---------- INPUT ROWS
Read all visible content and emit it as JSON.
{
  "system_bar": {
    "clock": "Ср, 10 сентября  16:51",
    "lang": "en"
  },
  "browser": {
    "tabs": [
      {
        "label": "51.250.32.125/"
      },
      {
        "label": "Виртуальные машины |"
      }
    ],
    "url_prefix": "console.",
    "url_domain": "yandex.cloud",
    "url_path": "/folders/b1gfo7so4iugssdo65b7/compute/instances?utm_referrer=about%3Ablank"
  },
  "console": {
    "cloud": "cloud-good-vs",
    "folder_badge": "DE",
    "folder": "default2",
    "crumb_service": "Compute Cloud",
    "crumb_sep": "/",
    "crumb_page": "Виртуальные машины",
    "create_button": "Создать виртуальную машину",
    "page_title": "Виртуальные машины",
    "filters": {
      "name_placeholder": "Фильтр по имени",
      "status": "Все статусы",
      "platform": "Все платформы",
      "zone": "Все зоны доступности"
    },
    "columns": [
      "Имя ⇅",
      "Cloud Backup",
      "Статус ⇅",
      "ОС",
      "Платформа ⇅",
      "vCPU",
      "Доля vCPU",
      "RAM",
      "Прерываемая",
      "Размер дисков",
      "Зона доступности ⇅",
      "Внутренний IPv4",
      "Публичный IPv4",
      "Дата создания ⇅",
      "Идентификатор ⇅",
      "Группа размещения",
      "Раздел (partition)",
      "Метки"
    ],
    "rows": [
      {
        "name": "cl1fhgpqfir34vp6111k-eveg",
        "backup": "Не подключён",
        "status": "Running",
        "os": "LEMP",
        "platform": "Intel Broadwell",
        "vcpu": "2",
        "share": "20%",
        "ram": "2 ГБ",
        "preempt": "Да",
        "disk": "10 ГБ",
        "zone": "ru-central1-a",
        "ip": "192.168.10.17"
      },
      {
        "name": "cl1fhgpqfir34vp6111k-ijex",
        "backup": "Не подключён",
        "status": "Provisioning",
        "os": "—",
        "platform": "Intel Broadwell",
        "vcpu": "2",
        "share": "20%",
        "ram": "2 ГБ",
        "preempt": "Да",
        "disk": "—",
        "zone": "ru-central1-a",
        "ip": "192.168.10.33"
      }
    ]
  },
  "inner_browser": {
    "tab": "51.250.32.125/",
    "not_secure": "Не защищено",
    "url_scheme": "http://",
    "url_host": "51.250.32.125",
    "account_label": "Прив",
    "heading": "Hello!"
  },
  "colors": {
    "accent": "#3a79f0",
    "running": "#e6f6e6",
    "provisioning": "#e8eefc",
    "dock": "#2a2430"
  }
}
--------------------
▶ _TASK STATEMENT_
Transcribe the whole listing exactly.

▶ _EXERCISE ANSWER_
Read all visible content and emit it as JSON.
{
  "system_bar": {
    "clock": "Ср, 10 сентября  16:51",
    "lang": "en"
  },
  "browser": {
    "tabs": [
      {
        "label": "51.250.32.125/"
      },
      {
        "label": "Виртуальные машины |"
      }
    ],
    "url_prefix": "console.",
    "url_domain": "yandex.cloud",
    "url_path": "/folders/b1gfo7so4iugssdo65b7/compute/instances?utm_referrer=about%3Ablank"
  },
  "console": {
    "cloud": "cloud-good-vs",
    "folder_badge": "DE",
    "folder": "default2",
    "crumb_service": "Compute Cloud",
    "crumb_sep": "/",
    "crumb_page": "Виртуальные машины",
    "create_button": "Создать виртуальную машину",
    "page_title": "Виртуальные машины",
    "filters": {
      "name_placeholder": "Фильтр по имени",
      "status": "Все статусы",
      "platform": "Все платформы",
      "zone": "Все зоны доступности"
    },
    "columns": [
      "Имя ⇅",
      "Cloud Backup",
      "Статус ⇅",
      "ОС",
      "Платформа ⇅",
      "vCPU",
      "Доля vCPU",
      "RAM",
      "Прерываемая",
      "Размер дисков",
      "Зона доступности ⇅",
      "Внутренний IPv4",
      "Публичный IPv4",
      "Дата создания ⇅",
      "Идентификатор ⇅",
      "Группа размещения",
      "Раздел (partition)",
      "Метки"
    ],
    "rows": [
      {
        "name": "cl1fhgpqfir34vp6111k-eveg",
        "backup": "Не подключён",
        "status": "Running",
        "os": "LEMP",
        "platform": "Intel Broadwell",
        "vcpu": "2",
        "share": "20%",
        "ram": "2 ГБ",
        "preempt": "Да",
        "disk": "10 ГБ",
        "zone": "ru-central1-a",
        "ip": "192.168.10.17"
      },
      {
        "name": "cl1fhgpqfir34vp6111k-ijex",
        "backup": "Не подключён",
        "status": "Provisioning",
        "os": "—",
        "platform": "Intel Broadwell",
        "vcpu": "2",
        "share": "20%",
        "ram": "2 ГБ",
        "preempt": "Да",
        "disk": "—",
        "zone": "ru-central1-a",
        "ip": "192.168.10.33"
      }
    ]
  },
  "inner_browser": {
    "tab": "51.250.32.125/",
    "not_secure": "Не защищено",
    "url_scheme": "http://",
    "url_host": "51.250.32.125",
    "account_label": "Прив",
    "heading": "Hello!"
  },
  "colors": {
    "accent": "#3a79f0",
    "running": "#e6f6e6",
    "provisioning": "#e8eefc",
    "dock": "#2a2430"
  }
}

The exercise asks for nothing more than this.